Copy the items below verbatim, beginning with the line that contains "decompose this screenshot" and ending after the line that contains "matched-star-point [486,579,498,591]".

......

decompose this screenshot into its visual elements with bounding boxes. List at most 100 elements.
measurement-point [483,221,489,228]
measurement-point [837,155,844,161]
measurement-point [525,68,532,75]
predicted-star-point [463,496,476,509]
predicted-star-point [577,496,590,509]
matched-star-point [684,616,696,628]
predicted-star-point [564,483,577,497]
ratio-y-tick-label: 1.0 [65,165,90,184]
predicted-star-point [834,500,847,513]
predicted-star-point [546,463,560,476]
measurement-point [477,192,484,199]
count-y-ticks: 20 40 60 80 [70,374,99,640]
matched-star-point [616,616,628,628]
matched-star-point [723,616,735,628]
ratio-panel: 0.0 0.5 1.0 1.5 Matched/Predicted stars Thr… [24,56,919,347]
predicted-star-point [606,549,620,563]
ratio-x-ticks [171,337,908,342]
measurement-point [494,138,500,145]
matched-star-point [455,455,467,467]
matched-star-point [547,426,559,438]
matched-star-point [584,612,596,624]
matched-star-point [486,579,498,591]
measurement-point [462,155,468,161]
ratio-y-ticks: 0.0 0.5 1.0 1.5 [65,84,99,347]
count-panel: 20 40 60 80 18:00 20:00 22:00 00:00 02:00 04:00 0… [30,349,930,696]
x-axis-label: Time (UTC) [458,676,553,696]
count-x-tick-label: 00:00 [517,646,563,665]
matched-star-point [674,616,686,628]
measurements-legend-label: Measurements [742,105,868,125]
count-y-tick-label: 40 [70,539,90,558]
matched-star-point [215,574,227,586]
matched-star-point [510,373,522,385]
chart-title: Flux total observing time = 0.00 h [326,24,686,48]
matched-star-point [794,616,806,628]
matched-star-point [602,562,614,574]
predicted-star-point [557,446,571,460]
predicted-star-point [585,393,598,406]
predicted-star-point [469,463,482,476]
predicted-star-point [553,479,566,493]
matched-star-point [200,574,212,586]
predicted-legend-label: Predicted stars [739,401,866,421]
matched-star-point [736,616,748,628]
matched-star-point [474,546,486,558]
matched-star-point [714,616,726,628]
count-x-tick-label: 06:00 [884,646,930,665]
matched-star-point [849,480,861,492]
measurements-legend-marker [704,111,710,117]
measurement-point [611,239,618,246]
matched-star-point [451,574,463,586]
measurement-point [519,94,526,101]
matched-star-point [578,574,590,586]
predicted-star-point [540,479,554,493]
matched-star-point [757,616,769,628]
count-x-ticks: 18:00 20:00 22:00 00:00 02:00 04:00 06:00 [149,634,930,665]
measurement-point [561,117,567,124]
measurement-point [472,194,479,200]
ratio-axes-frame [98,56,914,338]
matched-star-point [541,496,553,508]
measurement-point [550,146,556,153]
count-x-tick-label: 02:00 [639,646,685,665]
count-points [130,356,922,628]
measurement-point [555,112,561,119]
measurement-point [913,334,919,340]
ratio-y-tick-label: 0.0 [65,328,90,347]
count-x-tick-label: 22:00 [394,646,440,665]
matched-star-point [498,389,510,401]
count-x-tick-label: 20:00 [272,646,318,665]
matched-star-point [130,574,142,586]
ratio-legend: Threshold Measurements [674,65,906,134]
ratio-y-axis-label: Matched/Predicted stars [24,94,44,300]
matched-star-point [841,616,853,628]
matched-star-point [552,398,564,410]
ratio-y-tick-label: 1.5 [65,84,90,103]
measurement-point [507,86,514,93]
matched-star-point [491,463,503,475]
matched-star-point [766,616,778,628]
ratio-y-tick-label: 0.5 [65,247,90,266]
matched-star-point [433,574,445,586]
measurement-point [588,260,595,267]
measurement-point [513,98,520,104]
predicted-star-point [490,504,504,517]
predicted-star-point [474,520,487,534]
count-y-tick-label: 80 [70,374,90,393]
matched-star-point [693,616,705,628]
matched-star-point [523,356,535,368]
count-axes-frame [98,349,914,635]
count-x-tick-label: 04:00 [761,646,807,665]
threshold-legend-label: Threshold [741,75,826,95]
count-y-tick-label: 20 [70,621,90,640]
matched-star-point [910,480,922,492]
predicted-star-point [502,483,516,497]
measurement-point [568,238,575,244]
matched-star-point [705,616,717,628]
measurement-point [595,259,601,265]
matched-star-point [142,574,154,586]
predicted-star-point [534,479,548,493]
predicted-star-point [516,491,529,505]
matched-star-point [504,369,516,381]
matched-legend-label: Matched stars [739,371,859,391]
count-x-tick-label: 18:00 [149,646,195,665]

......

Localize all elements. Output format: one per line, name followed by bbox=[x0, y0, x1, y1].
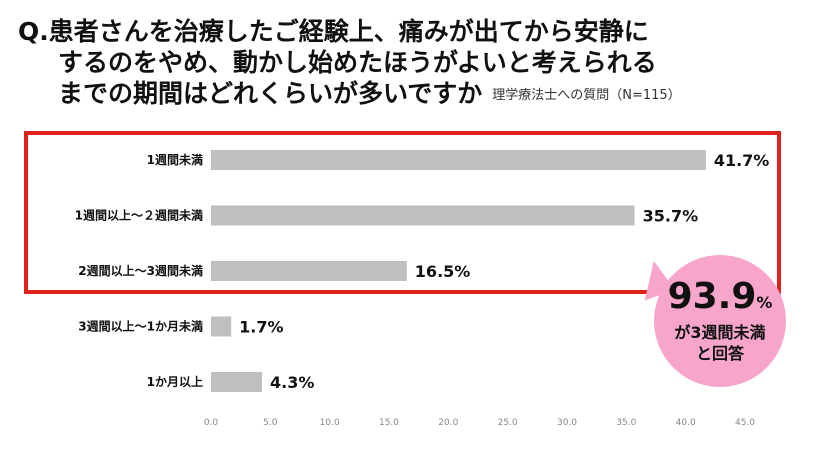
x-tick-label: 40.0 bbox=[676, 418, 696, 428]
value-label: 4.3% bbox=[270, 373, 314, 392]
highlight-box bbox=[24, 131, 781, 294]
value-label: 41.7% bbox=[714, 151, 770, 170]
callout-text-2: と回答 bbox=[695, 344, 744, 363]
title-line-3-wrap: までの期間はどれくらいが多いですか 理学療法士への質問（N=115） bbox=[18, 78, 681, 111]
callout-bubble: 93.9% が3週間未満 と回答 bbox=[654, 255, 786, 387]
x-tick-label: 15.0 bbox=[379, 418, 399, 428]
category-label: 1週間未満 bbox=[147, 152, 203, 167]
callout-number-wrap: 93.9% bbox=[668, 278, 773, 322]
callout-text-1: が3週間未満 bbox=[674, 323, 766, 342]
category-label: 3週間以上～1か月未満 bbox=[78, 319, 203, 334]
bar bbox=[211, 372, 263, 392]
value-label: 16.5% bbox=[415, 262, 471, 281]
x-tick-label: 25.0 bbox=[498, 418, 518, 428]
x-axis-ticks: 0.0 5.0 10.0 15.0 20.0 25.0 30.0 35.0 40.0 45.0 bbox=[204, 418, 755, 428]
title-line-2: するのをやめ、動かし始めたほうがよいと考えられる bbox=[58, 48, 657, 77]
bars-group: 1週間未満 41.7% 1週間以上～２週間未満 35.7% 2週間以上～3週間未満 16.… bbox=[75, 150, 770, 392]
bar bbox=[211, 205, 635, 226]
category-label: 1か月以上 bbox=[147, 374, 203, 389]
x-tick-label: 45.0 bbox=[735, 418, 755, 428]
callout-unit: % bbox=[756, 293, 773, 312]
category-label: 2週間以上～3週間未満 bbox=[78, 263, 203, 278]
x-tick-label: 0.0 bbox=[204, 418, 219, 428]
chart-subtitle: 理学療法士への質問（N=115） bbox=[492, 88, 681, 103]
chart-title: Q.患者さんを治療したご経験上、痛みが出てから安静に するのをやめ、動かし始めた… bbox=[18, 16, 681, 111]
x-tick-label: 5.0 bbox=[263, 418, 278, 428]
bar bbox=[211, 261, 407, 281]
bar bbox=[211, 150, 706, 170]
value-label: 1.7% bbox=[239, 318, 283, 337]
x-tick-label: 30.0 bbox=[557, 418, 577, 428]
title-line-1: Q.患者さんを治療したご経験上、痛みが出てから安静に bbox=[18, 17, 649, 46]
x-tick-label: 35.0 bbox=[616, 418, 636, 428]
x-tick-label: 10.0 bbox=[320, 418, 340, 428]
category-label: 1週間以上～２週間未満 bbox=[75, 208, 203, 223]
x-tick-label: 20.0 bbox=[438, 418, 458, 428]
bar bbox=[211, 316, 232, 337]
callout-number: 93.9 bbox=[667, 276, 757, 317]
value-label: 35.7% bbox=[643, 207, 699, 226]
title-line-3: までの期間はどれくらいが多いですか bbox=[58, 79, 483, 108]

......

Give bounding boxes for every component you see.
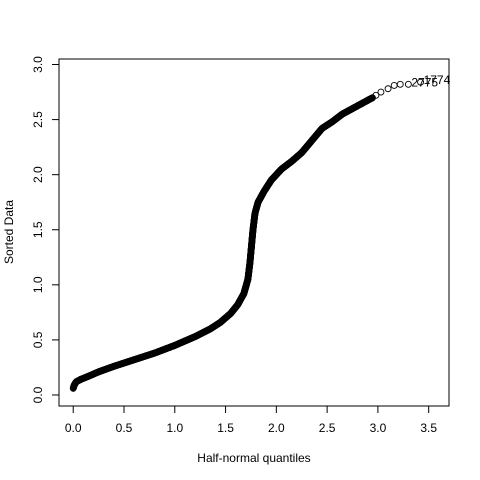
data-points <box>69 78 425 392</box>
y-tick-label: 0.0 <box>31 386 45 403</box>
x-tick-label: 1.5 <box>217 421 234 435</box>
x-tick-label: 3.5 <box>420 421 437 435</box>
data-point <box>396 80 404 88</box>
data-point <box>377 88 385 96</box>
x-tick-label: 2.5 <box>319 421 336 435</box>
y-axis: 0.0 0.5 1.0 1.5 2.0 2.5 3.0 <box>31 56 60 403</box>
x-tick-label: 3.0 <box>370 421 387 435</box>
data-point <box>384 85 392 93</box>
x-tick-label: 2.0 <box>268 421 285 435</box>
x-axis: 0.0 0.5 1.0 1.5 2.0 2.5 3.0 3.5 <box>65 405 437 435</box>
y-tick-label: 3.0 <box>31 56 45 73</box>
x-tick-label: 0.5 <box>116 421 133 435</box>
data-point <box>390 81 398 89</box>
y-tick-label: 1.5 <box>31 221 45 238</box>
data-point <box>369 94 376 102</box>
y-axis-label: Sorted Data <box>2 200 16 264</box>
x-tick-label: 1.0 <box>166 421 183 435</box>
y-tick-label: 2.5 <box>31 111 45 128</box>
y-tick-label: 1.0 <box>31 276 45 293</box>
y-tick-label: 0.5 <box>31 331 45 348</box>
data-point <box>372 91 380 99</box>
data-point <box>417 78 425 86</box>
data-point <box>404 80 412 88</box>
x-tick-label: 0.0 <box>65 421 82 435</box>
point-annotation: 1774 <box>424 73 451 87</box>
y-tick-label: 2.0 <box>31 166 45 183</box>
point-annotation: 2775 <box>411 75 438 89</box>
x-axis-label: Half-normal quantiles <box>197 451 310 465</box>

......

COMPLETE OUTPUT:
decompose this screenshot into its visual elements with bounding boxes. List at most 100 elements.
measurement-point [483,221,489,228]
measurement-point [837,155,844,161]
measurement-point [525,68,532,75]
predicted-star-point [463,496,476,509]
predicted-star-point [577,496,590,509]
matched-star-point [684,616,696,628]
predicted-star-point [564,483,577,497]
ratio-y-tick-label: 1.0 [65,165,90,184]
predicted-star-point [834,500,847,513]
predicted-star-point [546,463,560,476]
measurement-point [477,192,484,199]
count-y-ticks: 20 40 60 80 [70,374,99,640]
matched-star-point [616,616,628,628]
matched-star-point [723,616,735,628]
ratio-panel: 0.0 0.5 1.0 1.5 Matched/Predicted stars Thr… [24,56,919,347]
predicted-star-point [606,549,620,563]
ratio-x-ticks [171,337,908,342]
measurement-point [494,138,500,145]
matched-star-point [455,455,467,467]
matched-star-point [547,426,559,438]
matched-star-point [584,612,596,624]
matched-star-point [486,579,498,591]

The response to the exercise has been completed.